*Exercise description:* Skip the pictures. Copy all the rest of the records down exactly.

*Material provided:*
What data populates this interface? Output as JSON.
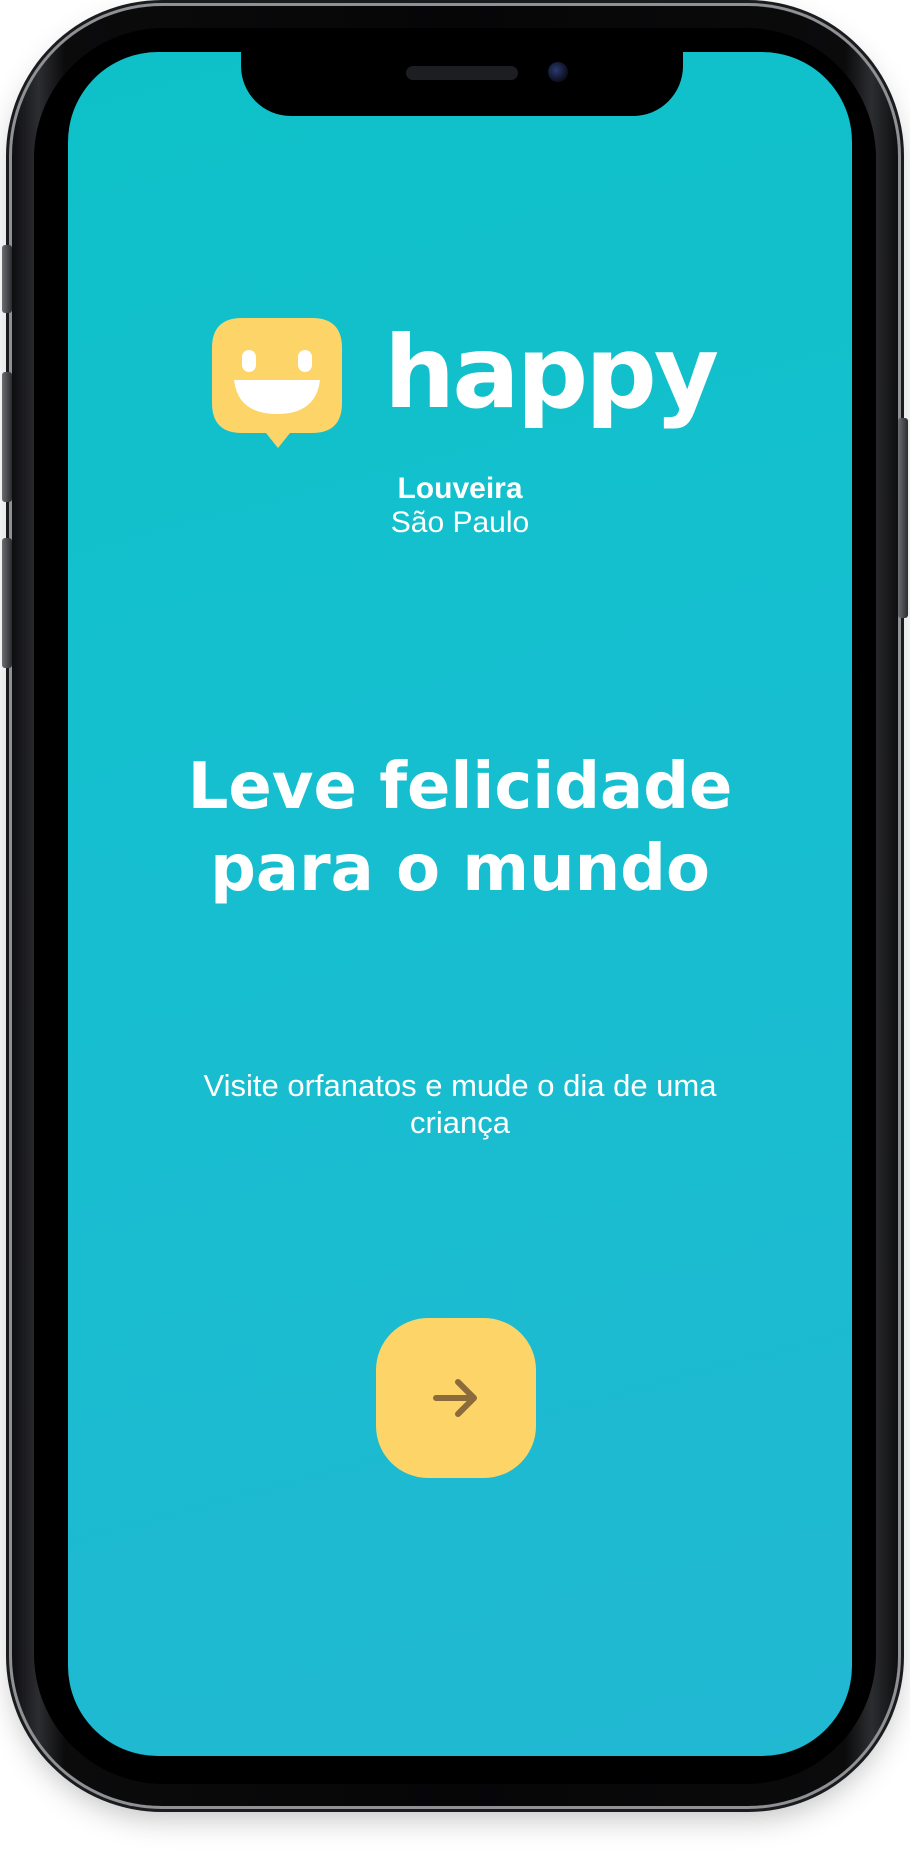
{
  "brand": {
    "name": "happy",
    "logo_icon": "smiley-speech-bubble-icon",
    "logo_color": "#fdd467"
  },
  "location": {
    "city": "Louveira",
    "state": "São Paulo"
  },
  "hero": {
    "title_line1": "Leve felicidade",
    "title_line2": "para o mundo",
    "subtitle_line1": "Visite orfanatos e mude o dia de uma",
    "subtitle_line2": "criança"
  },
  "cta": {
    "icon": "arrow-right-icon",
    "color": "#fdd467",
    "icon_color": "#8b6a3c"
  },
  "theme": {
    "background_start": "#0ec1c8",
    "background_end": "#21b8d2",
    "text_color": "#ffffff"
  }
}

*Response to this exercise:*
What data populates this interface? Output as JSON.
{
  "brand": {
    "name": "happy",
    "logo_icon": "smiley-speech-bubble-icon",
    "logo_color": "#fdd467"
  },
  "location": {
    "city": "Louveira",
    "state": "São Paulo"
  },
  "hero": {
    "title_line1": "Leve felicidade",
    "title_line2": "para o mundo",
    "subtitle_line1": "Visite orfanatos e mude o dia de uma",
    "subtitle_line2": "criança"
  },
  "cta": {
    "icon": "arrow-right-icon",
    "color": "#fdd467",
    "icon_color": "#8b6a3c"
  },
  "theme": {
    "background_start": "#0ec1c8",
    "background_end": "#21b8d2",
    "text_color": "#ffffff"
  }
}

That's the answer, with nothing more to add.